→ **PROVIDED RECORDS**
++++++++
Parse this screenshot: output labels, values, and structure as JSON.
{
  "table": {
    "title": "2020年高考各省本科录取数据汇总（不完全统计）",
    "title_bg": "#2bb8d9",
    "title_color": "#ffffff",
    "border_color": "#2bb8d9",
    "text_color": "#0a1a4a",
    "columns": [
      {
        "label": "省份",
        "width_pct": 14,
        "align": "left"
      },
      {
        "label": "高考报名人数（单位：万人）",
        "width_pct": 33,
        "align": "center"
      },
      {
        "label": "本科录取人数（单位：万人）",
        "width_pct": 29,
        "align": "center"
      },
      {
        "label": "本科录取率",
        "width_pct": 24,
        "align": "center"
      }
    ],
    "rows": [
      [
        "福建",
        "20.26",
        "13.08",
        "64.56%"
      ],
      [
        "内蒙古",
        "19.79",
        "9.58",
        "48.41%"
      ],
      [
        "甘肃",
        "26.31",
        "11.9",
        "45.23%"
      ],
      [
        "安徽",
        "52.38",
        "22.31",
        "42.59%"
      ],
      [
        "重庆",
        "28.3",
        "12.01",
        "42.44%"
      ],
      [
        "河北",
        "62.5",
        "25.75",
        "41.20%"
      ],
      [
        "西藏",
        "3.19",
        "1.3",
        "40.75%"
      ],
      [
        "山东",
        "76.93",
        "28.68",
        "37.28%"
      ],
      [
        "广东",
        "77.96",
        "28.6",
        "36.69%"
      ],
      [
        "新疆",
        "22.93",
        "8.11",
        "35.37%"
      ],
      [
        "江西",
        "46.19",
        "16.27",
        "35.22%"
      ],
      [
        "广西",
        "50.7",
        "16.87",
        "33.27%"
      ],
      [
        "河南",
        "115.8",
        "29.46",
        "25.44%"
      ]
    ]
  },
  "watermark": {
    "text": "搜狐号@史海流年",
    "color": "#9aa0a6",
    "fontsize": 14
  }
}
++++++++
→ **DIRECTIVE**
Write the data out again in full and exactly.

→ **REPLY**
Parse this screenshot: output labels, values, and structure as JSON.
{
  "table": {
    "title": "2020年高考各省本科录取数据汇总（不完全统计）",
    "title_bg": "#2bb8d9",
    "title_color": "#ffffff",
    "border_color": "#2bb8d9",
    "text_color": "#0a1a4a",
    "columns": [
      {
        "label": "省份",
        "width_pct": 14,
        "align": "left"
      },
      {
        "label": "高考报名人数（单位：万人）",
        "width_pct": 33,
        "align": "center"
      },
      {
        "label": "本科录取人数（单位：万人）",
        "width_pct": 29,
        "align": "center"
      },
      {
        "label": "本科录取率",
        "width_pct": 24,
        "align": "center"
      }
    ],
    "rows": [
      [
        "福建",
        "20.26",
        "13.08",
        "64.56%"
      ],
      [
        "内蒙古",
        "19.79",
        "9.58",
        "48.41%"
      ],
      [
        "甘肃",
        "26.31",
        "11.9",
        "45.23%"
      ],
      [
        "安徽",
        "52.38",
        "22.31",
        "42.59%"
      ],
      [
        "重庆",
        "28.3",
        "12.01",
        "42.44%"
      ],
      [
        "河北",
        "62.5",
        "25.75",
        "41.20%"
      ],
      [
        "西藏",
        "3.19",
        "1.3",
        "40.75%"
      ],
      [
        "山东",
        "76.93",
        "28.68",
        "37.28%"
      ],
      [
        "广东",
        "77.96",
        "28.6",
        "36.69%"
      ],
      [
        "新疆",
        "22.93",
        "8.11",
        "35.37%"
      ],
      [
        "江西",
        "46.19",
        "16.27",
        "35.22%"
      ],
      [
        "广西",
        "50.7",
        "16.87",
        "33.27%"
      ],
      [
        "河南",
        "115.8",
        "29.46",
        "25.44%"
      ]
    ]
  },
  "watermark": {
    "text": "搜狐号@史海流年",
    "color": "#9aa0a6",
    "fontsize": 14
  }
}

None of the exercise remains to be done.